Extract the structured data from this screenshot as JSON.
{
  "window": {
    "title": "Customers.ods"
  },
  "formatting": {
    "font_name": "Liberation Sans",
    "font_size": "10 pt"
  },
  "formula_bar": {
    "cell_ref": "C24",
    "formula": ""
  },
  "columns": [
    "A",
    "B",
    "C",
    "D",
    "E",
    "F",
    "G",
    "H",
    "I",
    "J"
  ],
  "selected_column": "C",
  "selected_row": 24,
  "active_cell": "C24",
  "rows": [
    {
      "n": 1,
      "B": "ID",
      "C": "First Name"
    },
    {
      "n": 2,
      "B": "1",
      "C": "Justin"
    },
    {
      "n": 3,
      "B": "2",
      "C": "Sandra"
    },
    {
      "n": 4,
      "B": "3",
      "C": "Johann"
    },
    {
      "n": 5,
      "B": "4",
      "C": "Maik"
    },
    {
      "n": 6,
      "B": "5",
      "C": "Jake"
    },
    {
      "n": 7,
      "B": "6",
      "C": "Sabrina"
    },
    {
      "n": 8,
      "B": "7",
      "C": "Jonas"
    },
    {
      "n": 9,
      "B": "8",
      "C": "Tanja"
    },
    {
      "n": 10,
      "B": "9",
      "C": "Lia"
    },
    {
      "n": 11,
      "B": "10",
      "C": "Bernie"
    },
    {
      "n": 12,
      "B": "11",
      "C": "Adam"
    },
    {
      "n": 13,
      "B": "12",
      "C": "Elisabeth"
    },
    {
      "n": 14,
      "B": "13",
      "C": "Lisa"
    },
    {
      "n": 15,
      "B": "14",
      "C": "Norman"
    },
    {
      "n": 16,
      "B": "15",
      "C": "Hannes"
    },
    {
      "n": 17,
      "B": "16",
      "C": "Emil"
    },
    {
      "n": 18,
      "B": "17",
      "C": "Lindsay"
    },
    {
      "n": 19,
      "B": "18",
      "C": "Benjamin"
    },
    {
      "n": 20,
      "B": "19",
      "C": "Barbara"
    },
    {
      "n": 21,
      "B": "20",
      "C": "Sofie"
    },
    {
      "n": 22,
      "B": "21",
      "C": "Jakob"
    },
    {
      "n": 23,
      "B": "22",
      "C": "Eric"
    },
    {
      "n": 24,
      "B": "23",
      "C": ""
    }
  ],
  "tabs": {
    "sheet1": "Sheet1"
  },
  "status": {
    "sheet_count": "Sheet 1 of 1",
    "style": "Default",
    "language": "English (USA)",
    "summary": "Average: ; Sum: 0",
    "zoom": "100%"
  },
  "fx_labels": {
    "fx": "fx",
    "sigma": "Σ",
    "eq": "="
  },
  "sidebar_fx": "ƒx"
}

+ + + + +

» Exercise task: Take the records above and return them exactly as written.

» Output for this exercise:
Extract the structured data from this screenshot as JSON.
{
  "window": {
    "title": "Customers.ods"
  },
  "formatting": {
    "font_name": "Liberation Sans",
    "font_size": "10 pt"
  },
  "formula_bar": {
    "cell_ref": "C24",
    "formula": ""
  },
  "columns": [
    "A",
    "B",
    "C",
    "D",
    "E",
    "F",
    "G",
    "H",
    "I",
    "J"
  ],
  "selected_column": "C",
  "selected_row": 24,
  "active_cell": "C24",
  "rows": [
    {
      "n": 1,
      "B": "ID",
      "C": "First Name"
    },
    {
      "n": 2,
      "B": "1",
      "C": "Justin"
    },
    {
      "n": 3,
      "B": "2",
      "C": "Sandra"
    },
    {
      "n": 4,
      "B": "3",
      "C": "Johann"
    },
    {
      "n": 5,
      "B": "4",
      "C": "Maik"
    },
    {
      "n": 6,
      "B": "5",
      "C": "Jake"
    },
    {
      "n": 7,
      "B": "6",
      "C": "Sabrina"
    },
    {
      "n": 8,
      "B": "7",
      "C": "Jonas"
    },
    {
      "n": 9,
      "B": "8",
      "C": "Tanja"
    },
    {
      "n": 10,
      "B": "9",
      "C": "Lia"
    },
    {
      "n": 11,
      "B": "10",
      "C": "Bernie"
    },
    {
      "n": 12,
      "B": "11",
      "C": "Adam"
    },
    {
      "n": 13,
      "B": "12",
      "C": "Elisabeth"
    },
    {
      "n": 14,
      "B": "13",
      "C": "Lisa"
    },
    {
      "n": 15,
      "B": "14",
      "C": "Norman"
    },
    {
      "n": 16,
      "B": "15",
      "C": "Hannes"
    },
    {
      "n": 17,
      "B": "16",
      "C": "Emil"
    },
    {
      "n": 18,
      "B": "17",
      "C": "Lindsay"
    },
    {
      "n": 19,
      "B": "18",
      "C": "Benjamin"
    },
    {
      "n": 20,
      "B": "19",
      "C": "Barbara"
    },
    {
      "n": 21,
      "B": "20",
      "C": "Sofie"
    },
    {
      "n": 22,
      "B": "21",
      "C": "Jakob"
    },
    {
      "n": 23,
      "B": "22",
      "C": "Eric"
    },
    {
      "n": 24,
      "B": "23",
      "C": ""
    }
  ],
  "tabs": {
    "sheet1": "Sheet1"
  },
  "status": {
    "sheet_count": "Sheet 1 of 1",
    "style": "Default",
    "language": "English (USA)",
    "summary": "Average: ; Sum: 0",
    "zoom": "100%"
  },
  "fx_labels": {
    "fx": "fx",
    "sigma": "Σ",
    "eq": "="
  },
  "sidebar_fx": "ƒx"
}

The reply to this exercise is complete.